- What the task requires -
Pull every line containing the word "Delta" from the records.

- Dataset rows -
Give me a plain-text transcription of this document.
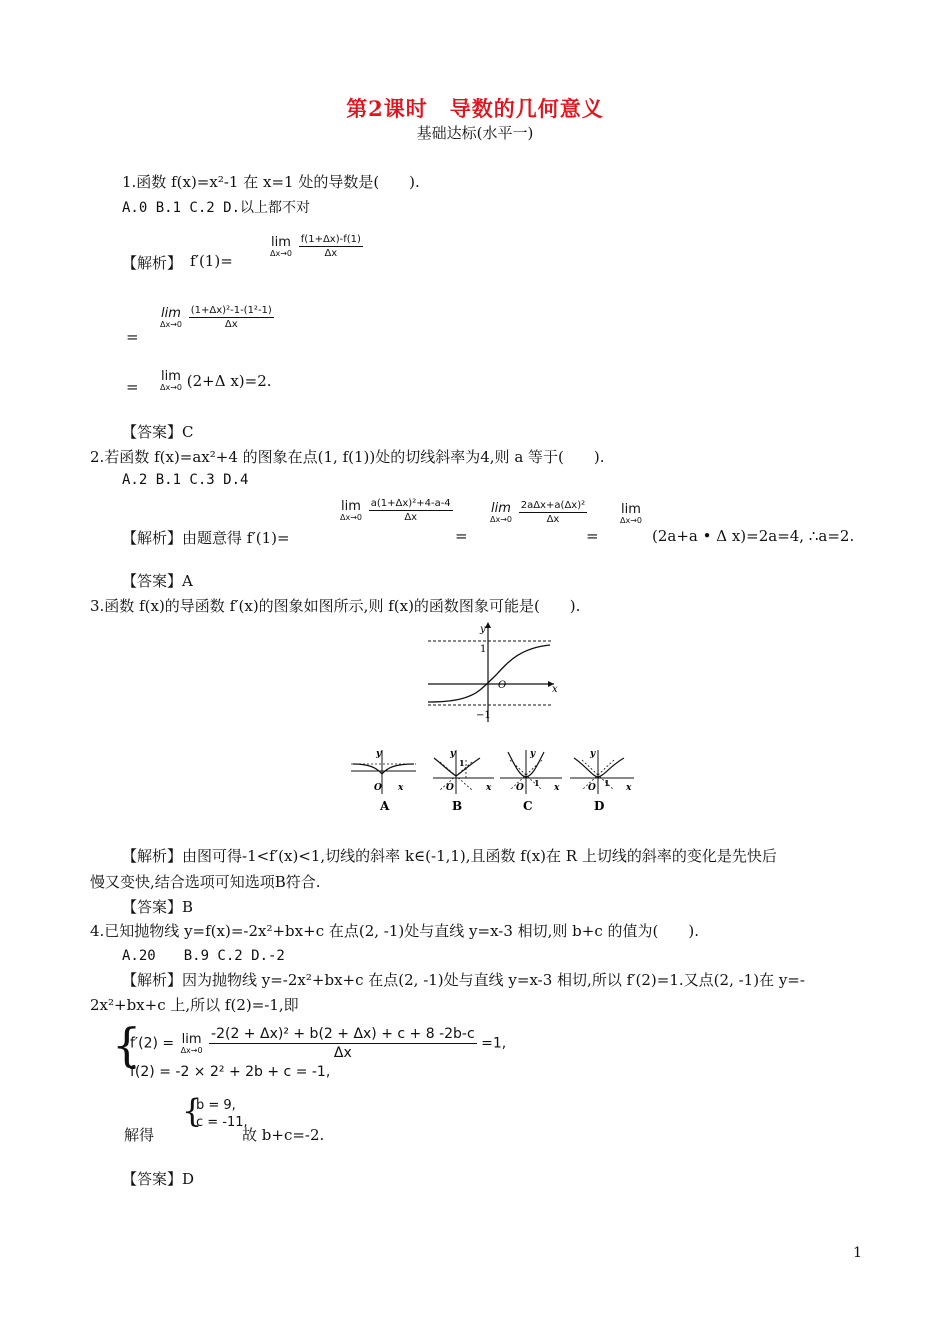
第2课时　导数的几何意义
基础达标(水平一)
1.函数 f(x)=x²-1 在 x=1 处的导数是(　　).
A.0 B.1 C.2 D.以上都不对
【解析】 f′(1)=
lim
Δx→0
$\frac{f(1+\Delta x)-f(1)}{\Delta x}$
=
lim
Δx→0
$\frac{\text{(1+Δx)²-1-(1²-1)}}{\Delta x}$
=
lim
Δx→0 (2+Δ x)=2.
【答案】C
2.若函数 f(x)=ax²+4 的图象在点(1, f(1))处的切线斜率为4,则 a 等于(　　).
A.2 B.1 C.3 D.4
【解析】由题意得 f′(1)=
lim
Δx→0
$\frac{\text{a(1+Δx)²+4-a-4}}{\Delta x}$
=
lim
Δx→0
$\frac{\text{2aΔx+a(Δx)²}}{\Delta x}$
=
lim
Δx→0
(2a+a • Δ x)=2a=4, ∴a=2.
【答案】A
3.函数 f(x)的导函数 f′(x)的图象如图所示,则 f(x)的函数图象可能是(　　).
y
x
O
1
−1
O x
y
A
O	x
y
1
B
O	x
y
1
C
O	x
y
1
D
【解析】由图可得-1<f′(x)<1,切线的斜率 k∈(-1,1),且函数 f(x)在 R 上切线的斜率的变化是先快后
慢又变快,结合选项可知选项B符合.
【答案】B
4.已知抛物线 y=f(x)=-2x²+bx+c 在点(2, -1)处与直线 y=x-3 相切,则 b+c 的值为(　　).
A.20　　B.9 C.2 D.-2
【解析】因为抛物线 y=-2x²+bx+c 在点(2, -1)处与直线 y=x-3 相切,所以 f′(2)=1.又点(2, -1)在 y=-
2x²+bx+c 上,所以 f(2)=-1,即
{
f′(2) = lim
Δx→0
$\frac{\text{-2(2 + Δx)² + b(2 + Δx) + c + 8 -2b-c}}{\Delta x} =1$,
f(2) = -2 × 2² + 2b + c = -1,
解得
{
b = 9,
c = -11,
故 b+c=-2.
【答案】D
1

- Solution for this problem -
$\frac{f(1+\Delta x)-f(1)}{\Delta x}$
$\frac{\text{(1+Δx)²-1-(1²-1)}}{\Delta x}$
$\frac{\text{a(1+Δx)²+4-a-4}}{\Delta x}$
$\frac{\text{2aΔx+a(Δx)²}}{\Delta x}$
$\frac{\text{-2(2 + Δx)² + b(2 + Δx) + c + 8 -2b-c}}{\Delta x} =1$,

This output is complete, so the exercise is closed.